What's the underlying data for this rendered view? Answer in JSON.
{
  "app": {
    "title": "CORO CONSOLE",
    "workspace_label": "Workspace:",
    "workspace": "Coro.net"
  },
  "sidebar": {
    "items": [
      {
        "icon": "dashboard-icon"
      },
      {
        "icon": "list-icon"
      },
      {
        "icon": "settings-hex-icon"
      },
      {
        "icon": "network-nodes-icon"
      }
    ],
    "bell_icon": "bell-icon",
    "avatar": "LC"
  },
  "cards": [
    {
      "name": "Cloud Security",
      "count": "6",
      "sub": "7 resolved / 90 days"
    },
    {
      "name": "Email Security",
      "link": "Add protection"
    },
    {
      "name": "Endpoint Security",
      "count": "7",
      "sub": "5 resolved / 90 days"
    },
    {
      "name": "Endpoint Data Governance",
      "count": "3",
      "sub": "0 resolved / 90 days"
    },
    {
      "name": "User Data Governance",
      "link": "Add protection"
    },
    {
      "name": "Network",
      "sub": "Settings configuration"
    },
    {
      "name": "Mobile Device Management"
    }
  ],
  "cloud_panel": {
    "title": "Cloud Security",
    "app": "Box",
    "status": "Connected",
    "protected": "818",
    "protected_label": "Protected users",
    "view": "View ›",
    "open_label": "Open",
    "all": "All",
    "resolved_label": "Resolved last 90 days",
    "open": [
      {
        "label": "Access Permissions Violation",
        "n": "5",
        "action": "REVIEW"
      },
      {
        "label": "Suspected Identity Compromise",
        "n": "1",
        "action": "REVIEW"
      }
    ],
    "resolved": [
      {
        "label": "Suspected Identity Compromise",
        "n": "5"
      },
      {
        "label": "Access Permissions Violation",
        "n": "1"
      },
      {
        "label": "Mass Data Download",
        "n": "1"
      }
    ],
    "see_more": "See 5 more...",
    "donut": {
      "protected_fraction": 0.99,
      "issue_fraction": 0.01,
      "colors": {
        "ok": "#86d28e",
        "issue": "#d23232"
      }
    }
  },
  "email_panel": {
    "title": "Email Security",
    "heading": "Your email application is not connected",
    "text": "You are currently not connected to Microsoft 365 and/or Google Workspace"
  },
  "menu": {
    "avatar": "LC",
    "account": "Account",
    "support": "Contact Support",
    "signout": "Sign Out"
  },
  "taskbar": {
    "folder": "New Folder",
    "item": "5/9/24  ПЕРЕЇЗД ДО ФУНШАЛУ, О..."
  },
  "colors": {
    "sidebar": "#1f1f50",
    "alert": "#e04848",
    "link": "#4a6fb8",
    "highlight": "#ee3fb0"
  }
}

+++

Reproduce the material in full, with no word added or dropped.

What's the underlying data for this rendered view? Answer in JSON.
{
  "app": {
    "title": "CORO CONSOLE",
    "workspace_label": "Workspace:",
    "workspace": "Coro.net"
  },
  "sidebar": {
    "items": [
      {
        "icon": "dashboard-icon"
      },
      {
        "icon": "list-icon"
      },
      {
        "icon": "settings-hex-icon"
      },
      {
        "icon": "network-nodes-icon"
      }
    ],
    "bell_icon": "bell-icon",
    "avatar": "LC"
  },
  "cards": [
    {
      "name": "Cloud Security",
      "count": "6",
      "sub": "7 resolved / 90 days"
    },
    {
      "name": "Email Security",
      "link": "Add protection"
    },
    {
      "name": "Endpoint Security",
      "count": "7",
      "sub": "5 resolved / 90 days"
    },
    {
      "name": "Endpoint Data Governance",
      "count": "3",
      "sub": "0 resolved / 90 days"
    },
    {
      "name": "User Data Governance",
      "link": "Add protection"
    },
    {
      "name": "Network",
      "sub": "Settings configuration"
    },
    {
      "name": "Mobile Device Management"
    }
  ],
  "cloud_panel": {
    "title": "Cloud Security",
    "app": "Box",
    "status": "Connected",
    "protected": "818",
    "protected_label": "Protected users",
    "view": "View ›",
    "open_label": "Open",
    "all": "All",
    "resolved_label": "Resolved last 90 days",
    "open": [
      {
        "label": "Access Permissions Violation",
        "n": "5",
        "action": "REVIEW"
      },
      {
        "label": "Suspected Identity Compromise",
        "n": "1",
        "action": "REVIEW"
      }
    ],
    "resolved": [
      {
        "label": "Suspected Identity Compromise",
        "n": "5"
      },
      {
        "label": "Access Permissions Violation",
        "n": "1"
      },
      {
        "label": "Mass Data Download",
        "n": "1"
      }
    ],
    "see_more": "See 5 more...",
    "donut": {
      "protected_fraction": 0.99,
      "issue_fraction": 0.01,
      "colors": {
        "ok": "#86d28e",
        "issue": "#d23232"
      }
    }
  },
  "email_panel": {
    "title": "Email Security",
    "heading": "Your email application is not connected",
    "text": "You are currently not connected to Microsoft 365 and/or Google Workspace"
  },
  "menu": {
    "avatar": "LC",
    "account": "Account",
    "support": "Contact Support",
    "signout": "Sign Out"
  },
  "taskbar": {
    "folder": "New Folder",
    "item": "5/9/24  ПЕРЕЇЗД ДО ФУНШАЛУ, О..."
  },
  "colors": {
    "sidebar": "#1f1f50",
    "alert": "#e04848",
    "link": "#4a6fb8",
    "highlight": "#ee3fb0"
  }
}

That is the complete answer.